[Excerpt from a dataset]

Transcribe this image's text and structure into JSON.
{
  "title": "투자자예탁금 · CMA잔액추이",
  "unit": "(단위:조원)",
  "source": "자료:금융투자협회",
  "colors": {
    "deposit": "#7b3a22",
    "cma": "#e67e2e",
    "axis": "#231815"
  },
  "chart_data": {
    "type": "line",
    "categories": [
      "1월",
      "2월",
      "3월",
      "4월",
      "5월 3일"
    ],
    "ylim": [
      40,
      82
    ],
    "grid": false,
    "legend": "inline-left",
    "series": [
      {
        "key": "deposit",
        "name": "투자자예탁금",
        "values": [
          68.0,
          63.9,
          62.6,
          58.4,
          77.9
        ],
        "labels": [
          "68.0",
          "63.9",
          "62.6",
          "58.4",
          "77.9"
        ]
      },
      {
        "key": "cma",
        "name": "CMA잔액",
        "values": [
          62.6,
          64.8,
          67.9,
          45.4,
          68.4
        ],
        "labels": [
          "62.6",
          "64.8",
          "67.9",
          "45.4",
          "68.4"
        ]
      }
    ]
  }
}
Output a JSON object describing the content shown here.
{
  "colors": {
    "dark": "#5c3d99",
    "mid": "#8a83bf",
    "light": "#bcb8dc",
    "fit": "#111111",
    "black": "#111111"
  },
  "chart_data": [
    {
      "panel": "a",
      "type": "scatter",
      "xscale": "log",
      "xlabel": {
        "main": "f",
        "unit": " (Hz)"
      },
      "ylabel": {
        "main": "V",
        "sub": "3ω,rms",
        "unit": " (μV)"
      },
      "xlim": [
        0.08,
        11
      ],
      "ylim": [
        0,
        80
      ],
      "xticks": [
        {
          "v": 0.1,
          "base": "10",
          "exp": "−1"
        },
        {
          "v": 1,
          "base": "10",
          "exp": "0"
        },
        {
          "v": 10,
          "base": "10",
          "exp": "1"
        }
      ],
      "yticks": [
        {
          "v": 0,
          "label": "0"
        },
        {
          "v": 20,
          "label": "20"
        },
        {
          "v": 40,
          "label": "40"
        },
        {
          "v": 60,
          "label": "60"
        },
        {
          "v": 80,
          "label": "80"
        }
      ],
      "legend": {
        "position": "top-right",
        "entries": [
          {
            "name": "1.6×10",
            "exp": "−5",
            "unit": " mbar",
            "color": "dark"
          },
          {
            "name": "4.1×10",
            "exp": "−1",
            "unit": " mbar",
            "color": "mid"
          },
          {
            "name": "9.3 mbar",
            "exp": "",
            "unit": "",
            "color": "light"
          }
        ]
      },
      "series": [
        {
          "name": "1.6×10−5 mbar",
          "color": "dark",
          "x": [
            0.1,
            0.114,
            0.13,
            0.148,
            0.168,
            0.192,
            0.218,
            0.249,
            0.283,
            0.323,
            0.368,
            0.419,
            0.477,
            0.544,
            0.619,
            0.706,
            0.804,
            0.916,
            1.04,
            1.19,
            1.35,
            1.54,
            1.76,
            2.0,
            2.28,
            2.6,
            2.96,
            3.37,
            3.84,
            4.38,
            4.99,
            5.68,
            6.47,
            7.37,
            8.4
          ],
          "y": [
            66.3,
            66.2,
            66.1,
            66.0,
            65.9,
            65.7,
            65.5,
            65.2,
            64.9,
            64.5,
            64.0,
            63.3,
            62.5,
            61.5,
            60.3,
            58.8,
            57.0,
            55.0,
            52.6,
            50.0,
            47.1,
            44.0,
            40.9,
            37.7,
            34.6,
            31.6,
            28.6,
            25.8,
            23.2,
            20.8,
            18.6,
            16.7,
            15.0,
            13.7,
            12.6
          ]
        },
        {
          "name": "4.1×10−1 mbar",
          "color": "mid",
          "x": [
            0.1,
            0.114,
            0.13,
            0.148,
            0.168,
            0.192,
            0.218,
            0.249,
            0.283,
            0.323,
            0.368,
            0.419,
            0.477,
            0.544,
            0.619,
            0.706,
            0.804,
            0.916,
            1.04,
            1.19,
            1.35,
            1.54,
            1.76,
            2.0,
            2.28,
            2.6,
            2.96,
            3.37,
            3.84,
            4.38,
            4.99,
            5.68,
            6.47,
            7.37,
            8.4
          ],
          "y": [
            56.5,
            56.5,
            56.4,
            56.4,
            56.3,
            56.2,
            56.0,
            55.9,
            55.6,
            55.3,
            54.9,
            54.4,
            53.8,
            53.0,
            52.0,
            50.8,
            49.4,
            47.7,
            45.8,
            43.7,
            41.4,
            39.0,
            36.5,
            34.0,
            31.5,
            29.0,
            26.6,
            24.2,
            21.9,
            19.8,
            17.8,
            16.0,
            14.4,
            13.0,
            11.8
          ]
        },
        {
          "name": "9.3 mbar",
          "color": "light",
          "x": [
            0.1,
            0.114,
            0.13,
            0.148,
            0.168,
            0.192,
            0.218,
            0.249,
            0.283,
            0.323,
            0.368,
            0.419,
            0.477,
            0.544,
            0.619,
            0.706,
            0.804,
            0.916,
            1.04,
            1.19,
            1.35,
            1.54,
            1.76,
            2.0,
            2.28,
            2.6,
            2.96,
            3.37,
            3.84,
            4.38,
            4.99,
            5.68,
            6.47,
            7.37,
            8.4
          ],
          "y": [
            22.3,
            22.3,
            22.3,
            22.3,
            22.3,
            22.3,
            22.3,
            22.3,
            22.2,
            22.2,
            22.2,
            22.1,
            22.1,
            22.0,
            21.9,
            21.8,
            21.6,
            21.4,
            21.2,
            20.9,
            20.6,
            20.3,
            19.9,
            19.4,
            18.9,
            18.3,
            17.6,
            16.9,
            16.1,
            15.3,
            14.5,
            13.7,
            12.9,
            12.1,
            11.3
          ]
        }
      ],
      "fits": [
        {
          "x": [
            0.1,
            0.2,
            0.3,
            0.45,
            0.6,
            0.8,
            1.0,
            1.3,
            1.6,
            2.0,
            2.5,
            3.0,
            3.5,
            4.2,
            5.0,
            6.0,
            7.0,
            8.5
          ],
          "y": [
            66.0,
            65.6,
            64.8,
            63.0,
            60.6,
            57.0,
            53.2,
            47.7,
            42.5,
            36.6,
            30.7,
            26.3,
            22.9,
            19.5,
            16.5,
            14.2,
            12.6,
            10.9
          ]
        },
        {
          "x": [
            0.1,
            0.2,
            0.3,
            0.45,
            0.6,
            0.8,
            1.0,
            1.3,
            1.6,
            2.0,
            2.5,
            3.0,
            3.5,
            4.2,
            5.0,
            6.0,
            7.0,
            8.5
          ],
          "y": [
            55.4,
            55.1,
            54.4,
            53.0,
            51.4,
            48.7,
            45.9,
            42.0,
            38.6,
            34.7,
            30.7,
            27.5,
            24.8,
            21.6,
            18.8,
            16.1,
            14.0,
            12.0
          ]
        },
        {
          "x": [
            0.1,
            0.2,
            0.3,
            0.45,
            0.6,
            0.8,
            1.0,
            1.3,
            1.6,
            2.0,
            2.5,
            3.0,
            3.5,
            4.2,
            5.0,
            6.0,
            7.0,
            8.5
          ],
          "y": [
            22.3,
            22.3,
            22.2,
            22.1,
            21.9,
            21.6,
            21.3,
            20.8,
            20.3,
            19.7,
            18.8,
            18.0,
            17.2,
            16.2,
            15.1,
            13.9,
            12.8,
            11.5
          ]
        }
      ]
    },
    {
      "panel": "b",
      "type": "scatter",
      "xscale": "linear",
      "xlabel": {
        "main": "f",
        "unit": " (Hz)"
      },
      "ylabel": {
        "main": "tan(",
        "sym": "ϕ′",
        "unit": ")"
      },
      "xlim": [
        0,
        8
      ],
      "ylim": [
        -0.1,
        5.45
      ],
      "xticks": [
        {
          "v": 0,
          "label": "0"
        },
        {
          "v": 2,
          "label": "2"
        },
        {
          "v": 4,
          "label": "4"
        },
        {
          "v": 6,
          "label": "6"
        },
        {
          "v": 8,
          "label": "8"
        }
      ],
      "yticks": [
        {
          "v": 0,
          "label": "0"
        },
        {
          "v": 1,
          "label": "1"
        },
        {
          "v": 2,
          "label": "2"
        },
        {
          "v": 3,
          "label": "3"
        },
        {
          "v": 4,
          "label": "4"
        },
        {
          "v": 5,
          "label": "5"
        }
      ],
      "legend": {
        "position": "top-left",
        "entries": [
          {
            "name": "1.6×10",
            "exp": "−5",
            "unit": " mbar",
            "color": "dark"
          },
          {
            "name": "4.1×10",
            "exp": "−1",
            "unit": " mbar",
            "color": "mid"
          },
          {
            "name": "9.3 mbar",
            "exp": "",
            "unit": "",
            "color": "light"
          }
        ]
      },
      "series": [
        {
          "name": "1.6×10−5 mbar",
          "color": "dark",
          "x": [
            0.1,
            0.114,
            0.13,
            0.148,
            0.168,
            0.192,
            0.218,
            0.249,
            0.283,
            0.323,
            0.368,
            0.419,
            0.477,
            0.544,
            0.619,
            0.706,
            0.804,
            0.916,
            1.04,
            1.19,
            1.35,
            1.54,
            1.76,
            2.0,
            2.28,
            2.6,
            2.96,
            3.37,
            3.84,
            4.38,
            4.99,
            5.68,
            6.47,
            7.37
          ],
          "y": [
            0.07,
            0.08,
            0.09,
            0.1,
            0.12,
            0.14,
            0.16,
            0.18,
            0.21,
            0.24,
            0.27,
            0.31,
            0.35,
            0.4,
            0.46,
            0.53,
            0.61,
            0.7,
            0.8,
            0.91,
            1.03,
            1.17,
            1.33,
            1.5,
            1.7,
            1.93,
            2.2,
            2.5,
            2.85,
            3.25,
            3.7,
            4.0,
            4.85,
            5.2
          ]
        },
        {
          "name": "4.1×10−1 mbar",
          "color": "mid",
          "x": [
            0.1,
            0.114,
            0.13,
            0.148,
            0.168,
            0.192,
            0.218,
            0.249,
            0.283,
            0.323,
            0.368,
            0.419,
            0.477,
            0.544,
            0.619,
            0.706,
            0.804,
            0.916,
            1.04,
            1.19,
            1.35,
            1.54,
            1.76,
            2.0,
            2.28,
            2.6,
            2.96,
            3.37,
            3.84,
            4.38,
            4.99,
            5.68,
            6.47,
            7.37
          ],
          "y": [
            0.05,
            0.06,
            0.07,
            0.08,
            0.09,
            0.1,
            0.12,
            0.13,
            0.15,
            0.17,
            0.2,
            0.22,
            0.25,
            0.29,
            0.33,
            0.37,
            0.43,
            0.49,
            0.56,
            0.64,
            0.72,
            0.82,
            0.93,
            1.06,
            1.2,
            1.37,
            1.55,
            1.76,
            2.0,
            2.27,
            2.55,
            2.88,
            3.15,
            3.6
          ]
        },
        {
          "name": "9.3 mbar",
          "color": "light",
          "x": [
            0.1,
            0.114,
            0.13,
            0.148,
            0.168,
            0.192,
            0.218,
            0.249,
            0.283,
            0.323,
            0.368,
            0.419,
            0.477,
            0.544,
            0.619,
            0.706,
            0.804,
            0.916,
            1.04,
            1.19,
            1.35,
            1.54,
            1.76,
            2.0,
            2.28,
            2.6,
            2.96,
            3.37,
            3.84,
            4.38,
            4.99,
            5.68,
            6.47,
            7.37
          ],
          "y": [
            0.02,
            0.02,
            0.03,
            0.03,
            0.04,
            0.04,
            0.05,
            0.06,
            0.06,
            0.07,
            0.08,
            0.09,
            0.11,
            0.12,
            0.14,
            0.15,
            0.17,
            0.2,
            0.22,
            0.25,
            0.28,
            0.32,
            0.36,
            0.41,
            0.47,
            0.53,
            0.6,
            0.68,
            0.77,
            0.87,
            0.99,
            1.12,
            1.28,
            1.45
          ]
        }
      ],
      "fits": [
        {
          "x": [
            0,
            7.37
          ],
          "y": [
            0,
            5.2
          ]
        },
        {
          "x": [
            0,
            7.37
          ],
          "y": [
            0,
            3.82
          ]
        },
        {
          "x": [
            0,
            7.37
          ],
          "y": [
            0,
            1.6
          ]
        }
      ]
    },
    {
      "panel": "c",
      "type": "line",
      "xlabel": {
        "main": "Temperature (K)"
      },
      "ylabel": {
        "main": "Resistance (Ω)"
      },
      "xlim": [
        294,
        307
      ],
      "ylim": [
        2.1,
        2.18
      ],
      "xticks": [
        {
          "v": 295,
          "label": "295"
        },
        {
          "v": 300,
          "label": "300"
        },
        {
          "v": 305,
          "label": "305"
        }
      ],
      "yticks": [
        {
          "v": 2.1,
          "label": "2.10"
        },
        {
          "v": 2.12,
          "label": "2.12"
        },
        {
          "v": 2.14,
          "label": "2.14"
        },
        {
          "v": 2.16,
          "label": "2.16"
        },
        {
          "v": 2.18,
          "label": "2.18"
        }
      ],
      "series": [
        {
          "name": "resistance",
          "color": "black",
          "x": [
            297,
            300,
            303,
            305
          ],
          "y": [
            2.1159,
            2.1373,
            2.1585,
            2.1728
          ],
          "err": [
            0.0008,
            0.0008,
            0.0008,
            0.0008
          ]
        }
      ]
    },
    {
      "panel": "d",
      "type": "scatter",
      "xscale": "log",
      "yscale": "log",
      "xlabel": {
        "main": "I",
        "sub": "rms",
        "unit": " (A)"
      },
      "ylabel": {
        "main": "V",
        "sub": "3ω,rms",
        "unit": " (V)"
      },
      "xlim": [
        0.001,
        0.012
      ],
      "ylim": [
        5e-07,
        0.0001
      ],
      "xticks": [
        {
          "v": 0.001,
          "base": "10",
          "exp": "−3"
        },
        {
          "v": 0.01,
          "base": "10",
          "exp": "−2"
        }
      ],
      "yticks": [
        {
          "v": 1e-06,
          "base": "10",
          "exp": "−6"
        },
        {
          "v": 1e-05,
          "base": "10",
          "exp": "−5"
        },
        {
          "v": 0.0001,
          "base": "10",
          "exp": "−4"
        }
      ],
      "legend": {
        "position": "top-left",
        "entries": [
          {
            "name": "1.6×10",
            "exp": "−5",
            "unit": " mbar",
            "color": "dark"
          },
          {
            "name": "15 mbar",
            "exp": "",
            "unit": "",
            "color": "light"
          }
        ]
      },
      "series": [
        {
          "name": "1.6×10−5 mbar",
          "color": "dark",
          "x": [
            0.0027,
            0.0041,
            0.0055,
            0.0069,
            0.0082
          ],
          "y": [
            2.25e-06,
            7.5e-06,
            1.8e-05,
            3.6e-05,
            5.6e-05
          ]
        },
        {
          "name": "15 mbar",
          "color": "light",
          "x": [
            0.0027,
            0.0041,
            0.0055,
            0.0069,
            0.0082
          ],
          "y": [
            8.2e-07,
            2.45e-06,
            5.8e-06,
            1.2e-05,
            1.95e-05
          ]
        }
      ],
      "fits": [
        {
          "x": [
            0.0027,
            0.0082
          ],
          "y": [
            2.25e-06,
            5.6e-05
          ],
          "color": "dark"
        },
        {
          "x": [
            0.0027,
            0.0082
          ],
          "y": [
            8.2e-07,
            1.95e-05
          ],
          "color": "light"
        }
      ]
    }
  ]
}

The problem> Copy all lines from the entries that contain the word "JSON".

Correct output>
Transcribe this image's text and structure into JSON.
Output a JSON object describing the content shown here.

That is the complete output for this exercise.